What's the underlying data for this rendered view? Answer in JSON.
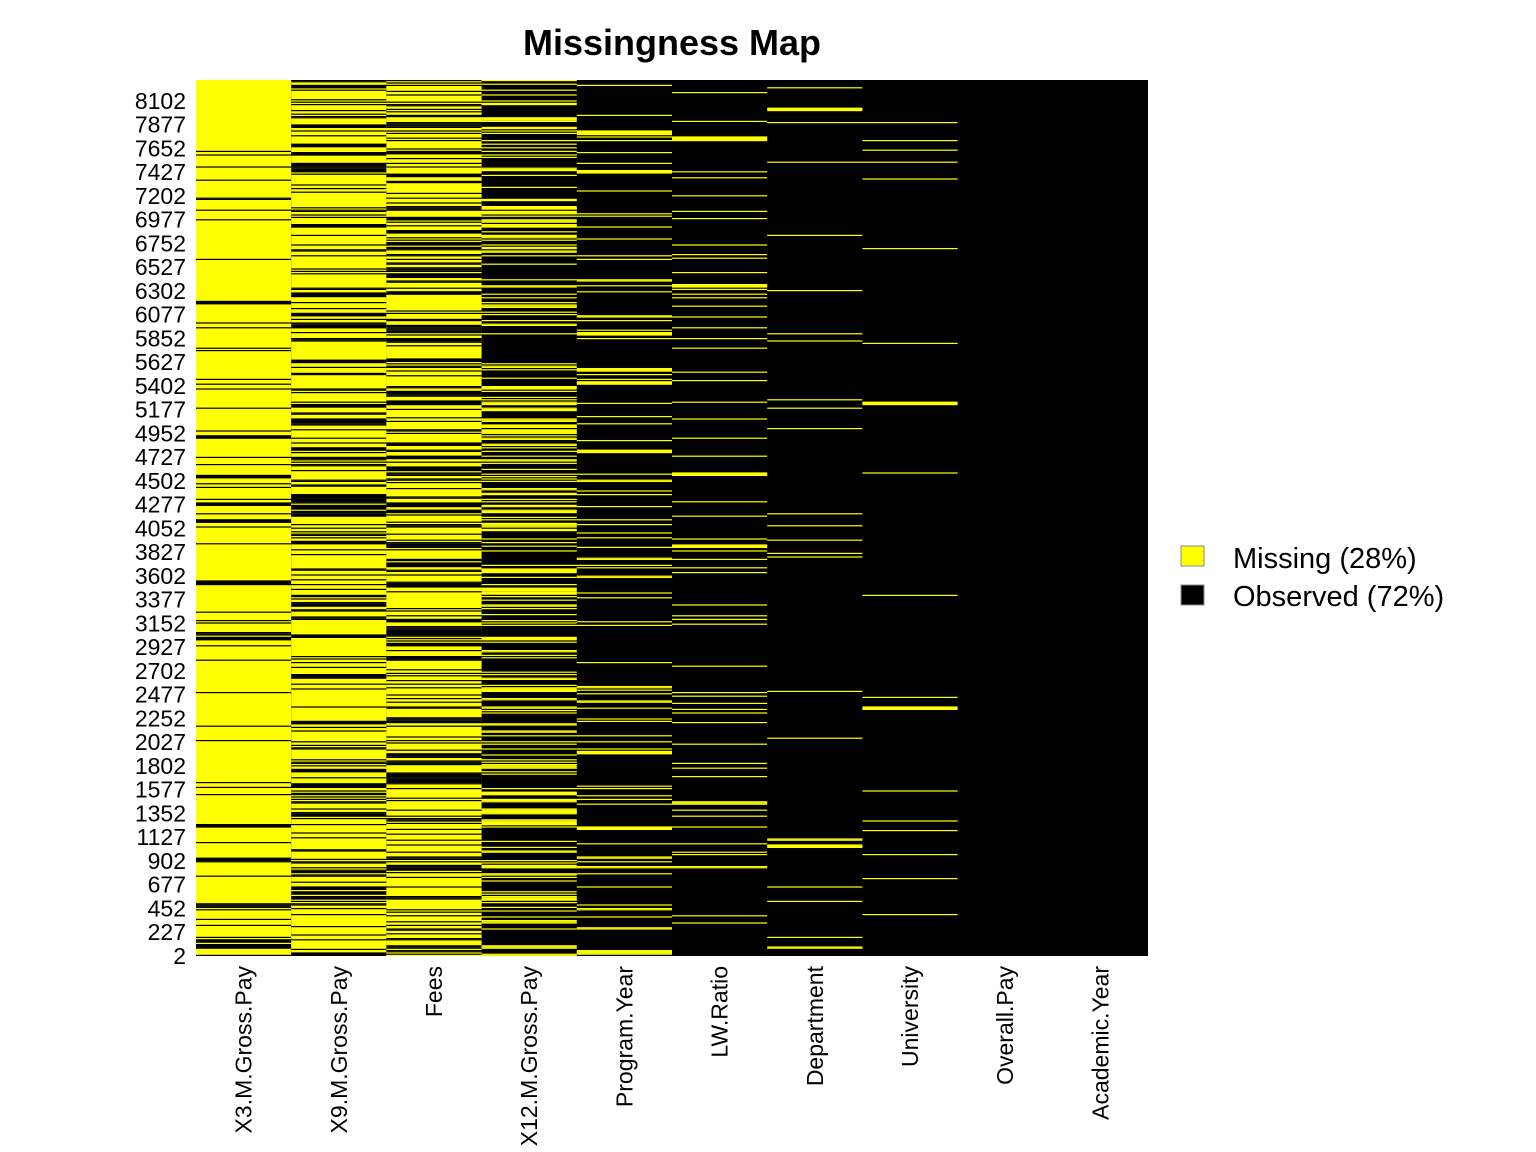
{
  "chart_data": {
    "type": "heatmap",
    "title": "Missingness Map",
    "xlabel": "",
    "ylabel": "",
    "columns": [
      "X3.M.Gross.Pay",
      "X9.M.Gross.Pay",
      "Fees",
      "X12.M.Gross.Pay",
      "Program.Year",
      "LW.Ratio",
      "Department",
      "University",
      "Overall.Pay",
      "Academic.Year"
    ],
    "column_missing_fraction": [
      0.9,
      0.7,
      0.62,
      0.33,
      0.12,
      0.08,
      0.03,
      0.03,
      0.0005,
      0.0
    ],
    "y_ticks": [
      "2",
      "227",
      "452",
      "677",
      "902",
      "1127",
      "1352",
      "1577",
      "1802",
      "2027",
      "2252",
      "2477",
      "2702",
      "2927",
      "3152",
      "3377",
      "3602",
      "3827",
      "4052",
      "4277",
      "4502",
      "4727",
      "4952",
      "5177",
      "5402",
      "5627",
      "5852",
      "6077",
      "6302",
      "6527",
      "6752",
      "6977",
      "7202",
      "7427",
      "7652",
      "7877",
      "8102"
    ],
    "y_range": [
      1,
      8300
    ],
    "legend": [
      {
        "label": "Missing (28%)",
        "color": "#ffff00"
      },
      {
        "label": "Observed (72%)",
        "color": "#000000"
      }
    ],
    "legend_position": "right",
    "missing_color": "#ffff00",
    "observed_color": "#000000",
    "grid": false
  }
}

### Directive
Leave out the pictures and copy the rest of the material above exactly.

### Response
What's the underlying data for this rendered view? Answer in JSON.
{
  "chart_data": {
    "type": "heatmap",
    "title": "Missingness Map",
    "xlabel": "",
    "ylabel": "",
    "columns": [
      "X3.M.Gross.Pay",
      "X9.M.Gross.Pay",
      "Fees",
      "X12.M.Gross.Pay",
      "Program.Year",
      "LW.Ratio",
      "Department",
      "University",
      "Overall.Pay",
      "Academic.Year"
    ],
    "column_missing_fraction": [
      0.9,
      0.7,
      0.62,
      0.33,
      0.12,
      0.08,
      0.03,
      0.03,
      0.0005,
      0.0
    ],
    "y_ticks": [
      "2",
      "227",
      "452",
      "677",
      "902",
      "1127",
      "1352",
      "1577",
      "1802",
      "2027",
      "2252",
      "2477",
      "2702",
      "2927",
      "3152",
      "3377",
      "3602",
      "3827",
      "4052",
      "4277",
      "4502",
      "4727",
      "4952",
      "5177",
      "5402",
      "5627",
      "5852",
      "6077",
      "6302",
      "6527",
      "6752",
      "6977",
      "7202",
      "7427",
      "7652",
      "7877",
      "8102"
    ],
    "y_range": [
      1,
      8300
    ],
    "legend": [
      {
        "label": "Missing (28%)",
        "color": "#ffff00"
      },
      {
        "label": "Observed (72%)",
        "color": "#000000"
      }
    ],
    "legend_position": "right",
    "missing_color": "#ffff00",
    "observed_color": "#000000",
    "grid": false
  }
}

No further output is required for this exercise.